Copy every line in which the string "Cumulative" occurs.

Figure collection entries
■ ■ ■ ■ ■ ■ ■

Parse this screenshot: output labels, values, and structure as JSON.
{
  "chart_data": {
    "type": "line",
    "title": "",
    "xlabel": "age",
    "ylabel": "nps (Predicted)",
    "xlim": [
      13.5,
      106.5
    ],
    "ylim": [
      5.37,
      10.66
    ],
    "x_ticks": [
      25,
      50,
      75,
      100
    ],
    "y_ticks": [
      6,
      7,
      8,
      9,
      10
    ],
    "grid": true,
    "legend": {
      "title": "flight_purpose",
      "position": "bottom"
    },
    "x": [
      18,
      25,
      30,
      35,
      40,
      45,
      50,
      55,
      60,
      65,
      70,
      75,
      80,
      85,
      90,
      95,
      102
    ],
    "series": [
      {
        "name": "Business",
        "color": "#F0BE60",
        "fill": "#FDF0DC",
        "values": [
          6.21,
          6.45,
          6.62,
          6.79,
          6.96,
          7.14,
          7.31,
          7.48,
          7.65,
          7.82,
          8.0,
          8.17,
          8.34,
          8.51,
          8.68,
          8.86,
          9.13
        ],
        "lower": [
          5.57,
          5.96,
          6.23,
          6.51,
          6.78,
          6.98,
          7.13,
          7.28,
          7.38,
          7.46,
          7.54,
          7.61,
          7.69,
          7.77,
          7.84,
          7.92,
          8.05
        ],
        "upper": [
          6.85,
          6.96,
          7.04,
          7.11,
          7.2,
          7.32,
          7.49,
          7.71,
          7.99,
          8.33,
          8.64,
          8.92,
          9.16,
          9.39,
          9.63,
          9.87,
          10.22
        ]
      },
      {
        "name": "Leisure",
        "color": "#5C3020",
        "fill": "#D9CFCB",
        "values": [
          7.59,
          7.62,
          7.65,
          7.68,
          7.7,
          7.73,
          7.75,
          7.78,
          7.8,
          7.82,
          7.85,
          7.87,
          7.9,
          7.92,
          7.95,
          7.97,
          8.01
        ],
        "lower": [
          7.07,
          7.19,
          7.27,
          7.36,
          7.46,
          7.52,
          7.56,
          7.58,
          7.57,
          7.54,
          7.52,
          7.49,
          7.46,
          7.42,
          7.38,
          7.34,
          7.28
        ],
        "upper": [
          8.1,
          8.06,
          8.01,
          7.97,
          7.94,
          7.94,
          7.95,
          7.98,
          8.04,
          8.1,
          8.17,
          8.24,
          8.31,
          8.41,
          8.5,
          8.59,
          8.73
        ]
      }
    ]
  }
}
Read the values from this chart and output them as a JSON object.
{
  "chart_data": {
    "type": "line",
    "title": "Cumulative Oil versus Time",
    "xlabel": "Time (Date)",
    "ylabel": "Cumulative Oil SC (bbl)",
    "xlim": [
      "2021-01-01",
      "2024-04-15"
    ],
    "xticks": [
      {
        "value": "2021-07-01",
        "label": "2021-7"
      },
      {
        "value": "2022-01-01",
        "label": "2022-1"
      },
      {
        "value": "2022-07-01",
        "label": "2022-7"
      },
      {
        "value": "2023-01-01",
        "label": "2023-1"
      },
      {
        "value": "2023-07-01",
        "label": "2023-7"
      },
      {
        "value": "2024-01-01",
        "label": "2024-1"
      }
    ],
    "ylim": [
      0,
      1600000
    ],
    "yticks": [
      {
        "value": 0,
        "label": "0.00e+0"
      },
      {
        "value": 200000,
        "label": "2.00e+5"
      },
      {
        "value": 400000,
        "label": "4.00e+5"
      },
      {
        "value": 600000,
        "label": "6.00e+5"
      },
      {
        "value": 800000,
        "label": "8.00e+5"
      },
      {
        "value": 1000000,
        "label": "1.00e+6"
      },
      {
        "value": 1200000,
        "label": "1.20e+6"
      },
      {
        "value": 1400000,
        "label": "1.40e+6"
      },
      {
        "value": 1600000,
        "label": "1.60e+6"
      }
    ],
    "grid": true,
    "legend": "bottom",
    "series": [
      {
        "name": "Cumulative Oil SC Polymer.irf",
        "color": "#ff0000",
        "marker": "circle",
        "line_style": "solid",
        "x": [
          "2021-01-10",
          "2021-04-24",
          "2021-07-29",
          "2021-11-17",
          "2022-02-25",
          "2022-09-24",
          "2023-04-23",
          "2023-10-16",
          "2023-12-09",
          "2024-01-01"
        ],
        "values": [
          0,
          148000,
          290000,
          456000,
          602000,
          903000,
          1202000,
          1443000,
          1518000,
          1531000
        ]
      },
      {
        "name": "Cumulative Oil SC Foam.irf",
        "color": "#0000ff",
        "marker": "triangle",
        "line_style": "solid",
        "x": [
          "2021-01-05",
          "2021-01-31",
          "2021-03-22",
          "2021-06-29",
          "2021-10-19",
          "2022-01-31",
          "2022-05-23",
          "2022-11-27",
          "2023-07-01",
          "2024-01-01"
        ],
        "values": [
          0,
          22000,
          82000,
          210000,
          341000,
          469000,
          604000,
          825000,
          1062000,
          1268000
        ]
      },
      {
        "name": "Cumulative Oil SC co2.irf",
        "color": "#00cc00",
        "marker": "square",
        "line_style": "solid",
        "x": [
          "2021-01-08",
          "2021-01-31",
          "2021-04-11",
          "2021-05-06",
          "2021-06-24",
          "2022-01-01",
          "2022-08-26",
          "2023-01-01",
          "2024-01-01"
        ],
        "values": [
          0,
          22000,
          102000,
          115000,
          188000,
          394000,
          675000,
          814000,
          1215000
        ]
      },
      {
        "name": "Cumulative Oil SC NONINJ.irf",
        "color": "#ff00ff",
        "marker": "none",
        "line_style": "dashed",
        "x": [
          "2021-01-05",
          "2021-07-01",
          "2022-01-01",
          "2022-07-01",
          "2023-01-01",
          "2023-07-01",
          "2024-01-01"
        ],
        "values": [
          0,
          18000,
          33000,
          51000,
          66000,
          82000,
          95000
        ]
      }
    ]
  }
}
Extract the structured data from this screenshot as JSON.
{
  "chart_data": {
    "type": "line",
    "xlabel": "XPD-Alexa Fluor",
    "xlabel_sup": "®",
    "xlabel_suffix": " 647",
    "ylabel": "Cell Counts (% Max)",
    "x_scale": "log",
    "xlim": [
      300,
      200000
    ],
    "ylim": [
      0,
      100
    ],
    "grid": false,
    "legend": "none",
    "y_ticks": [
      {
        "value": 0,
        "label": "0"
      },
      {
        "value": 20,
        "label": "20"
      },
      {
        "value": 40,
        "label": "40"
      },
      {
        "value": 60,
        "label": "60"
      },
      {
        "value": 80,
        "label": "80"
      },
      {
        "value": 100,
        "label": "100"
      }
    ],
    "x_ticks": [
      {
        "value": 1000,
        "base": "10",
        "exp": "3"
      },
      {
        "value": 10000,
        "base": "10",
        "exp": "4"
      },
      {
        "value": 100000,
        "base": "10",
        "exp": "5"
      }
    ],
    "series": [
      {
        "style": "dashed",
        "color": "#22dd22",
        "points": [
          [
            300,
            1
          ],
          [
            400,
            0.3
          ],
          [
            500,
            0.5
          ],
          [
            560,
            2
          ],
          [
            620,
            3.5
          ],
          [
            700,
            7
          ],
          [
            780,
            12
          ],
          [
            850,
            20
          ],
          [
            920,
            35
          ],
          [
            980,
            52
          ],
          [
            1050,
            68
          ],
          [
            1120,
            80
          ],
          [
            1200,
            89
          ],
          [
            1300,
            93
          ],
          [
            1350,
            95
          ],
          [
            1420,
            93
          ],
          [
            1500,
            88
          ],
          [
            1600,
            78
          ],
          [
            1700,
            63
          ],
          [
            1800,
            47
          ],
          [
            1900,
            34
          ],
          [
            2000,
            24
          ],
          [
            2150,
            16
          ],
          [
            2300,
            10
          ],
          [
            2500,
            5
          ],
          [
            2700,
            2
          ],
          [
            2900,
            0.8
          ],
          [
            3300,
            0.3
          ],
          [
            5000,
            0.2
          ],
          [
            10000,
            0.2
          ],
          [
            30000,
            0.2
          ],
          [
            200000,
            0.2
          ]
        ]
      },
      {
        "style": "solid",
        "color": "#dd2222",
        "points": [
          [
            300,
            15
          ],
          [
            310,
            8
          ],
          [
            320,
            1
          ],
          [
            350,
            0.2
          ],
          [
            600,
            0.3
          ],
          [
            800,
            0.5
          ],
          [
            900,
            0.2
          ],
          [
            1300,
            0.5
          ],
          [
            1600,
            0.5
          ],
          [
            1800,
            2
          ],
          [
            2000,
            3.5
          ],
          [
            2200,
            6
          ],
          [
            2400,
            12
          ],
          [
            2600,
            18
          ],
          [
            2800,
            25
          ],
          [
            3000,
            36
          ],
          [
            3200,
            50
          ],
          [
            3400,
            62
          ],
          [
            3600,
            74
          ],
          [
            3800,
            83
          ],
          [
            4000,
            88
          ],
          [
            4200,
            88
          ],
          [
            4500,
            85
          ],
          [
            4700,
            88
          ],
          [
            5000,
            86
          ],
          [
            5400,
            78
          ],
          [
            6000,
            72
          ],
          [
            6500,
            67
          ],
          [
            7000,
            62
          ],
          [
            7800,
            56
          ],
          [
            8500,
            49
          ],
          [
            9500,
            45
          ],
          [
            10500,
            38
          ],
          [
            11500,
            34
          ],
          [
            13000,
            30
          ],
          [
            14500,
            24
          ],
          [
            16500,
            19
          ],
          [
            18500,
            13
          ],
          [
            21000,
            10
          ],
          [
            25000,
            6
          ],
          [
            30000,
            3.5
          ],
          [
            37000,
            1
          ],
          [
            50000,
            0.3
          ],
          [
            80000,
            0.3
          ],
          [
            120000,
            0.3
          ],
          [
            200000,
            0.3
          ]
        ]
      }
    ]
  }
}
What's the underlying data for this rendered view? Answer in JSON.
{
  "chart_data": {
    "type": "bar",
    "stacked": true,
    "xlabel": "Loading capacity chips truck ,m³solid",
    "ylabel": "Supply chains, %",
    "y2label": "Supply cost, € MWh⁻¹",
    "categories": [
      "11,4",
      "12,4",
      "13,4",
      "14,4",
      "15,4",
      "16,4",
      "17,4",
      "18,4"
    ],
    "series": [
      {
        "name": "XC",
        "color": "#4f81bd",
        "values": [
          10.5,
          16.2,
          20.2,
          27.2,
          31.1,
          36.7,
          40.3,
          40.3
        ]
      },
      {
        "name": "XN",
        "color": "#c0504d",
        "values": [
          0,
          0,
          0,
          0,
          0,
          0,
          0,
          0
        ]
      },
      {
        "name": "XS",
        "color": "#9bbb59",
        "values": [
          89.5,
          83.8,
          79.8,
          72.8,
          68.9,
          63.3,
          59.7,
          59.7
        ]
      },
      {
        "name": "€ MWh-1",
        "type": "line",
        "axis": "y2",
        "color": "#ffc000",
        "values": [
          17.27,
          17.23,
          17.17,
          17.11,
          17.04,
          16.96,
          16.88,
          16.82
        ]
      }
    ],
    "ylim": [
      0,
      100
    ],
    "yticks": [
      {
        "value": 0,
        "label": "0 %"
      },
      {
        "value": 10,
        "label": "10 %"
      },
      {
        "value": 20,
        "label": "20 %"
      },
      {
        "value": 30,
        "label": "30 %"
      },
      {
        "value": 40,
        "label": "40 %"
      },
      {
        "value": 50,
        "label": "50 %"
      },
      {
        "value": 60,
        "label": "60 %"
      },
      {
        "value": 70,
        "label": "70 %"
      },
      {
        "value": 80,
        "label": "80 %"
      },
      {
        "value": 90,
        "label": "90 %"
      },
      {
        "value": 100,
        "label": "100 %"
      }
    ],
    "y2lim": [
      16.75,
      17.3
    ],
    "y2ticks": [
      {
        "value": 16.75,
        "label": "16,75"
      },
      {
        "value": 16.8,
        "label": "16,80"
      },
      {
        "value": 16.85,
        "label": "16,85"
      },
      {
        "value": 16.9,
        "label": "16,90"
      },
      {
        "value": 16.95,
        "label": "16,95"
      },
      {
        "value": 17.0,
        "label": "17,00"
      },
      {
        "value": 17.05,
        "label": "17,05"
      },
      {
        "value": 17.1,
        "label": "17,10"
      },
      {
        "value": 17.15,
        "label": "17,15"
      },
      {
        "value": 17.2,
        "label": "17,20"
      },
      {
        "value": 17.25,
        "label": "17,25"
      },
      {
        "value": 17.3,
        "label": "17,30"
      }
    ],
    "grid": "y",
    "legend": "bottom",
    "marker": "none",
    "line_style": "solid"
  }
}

■ ■ ■ ■ ■ ■ ■

= Task response =
    "title": "Cumulative Oil versus Time",
    "ylabel": "Cumulative Oil SC (bbl)",
        "name": "Cumulative Oil SC Polymer.irf",
        "name": "Cumulative Oil SC Foam.irf",
        "name": "Cumulative Oil SC co2.irf",
        "name": "Cumulative Oil SC NONINJ.irf",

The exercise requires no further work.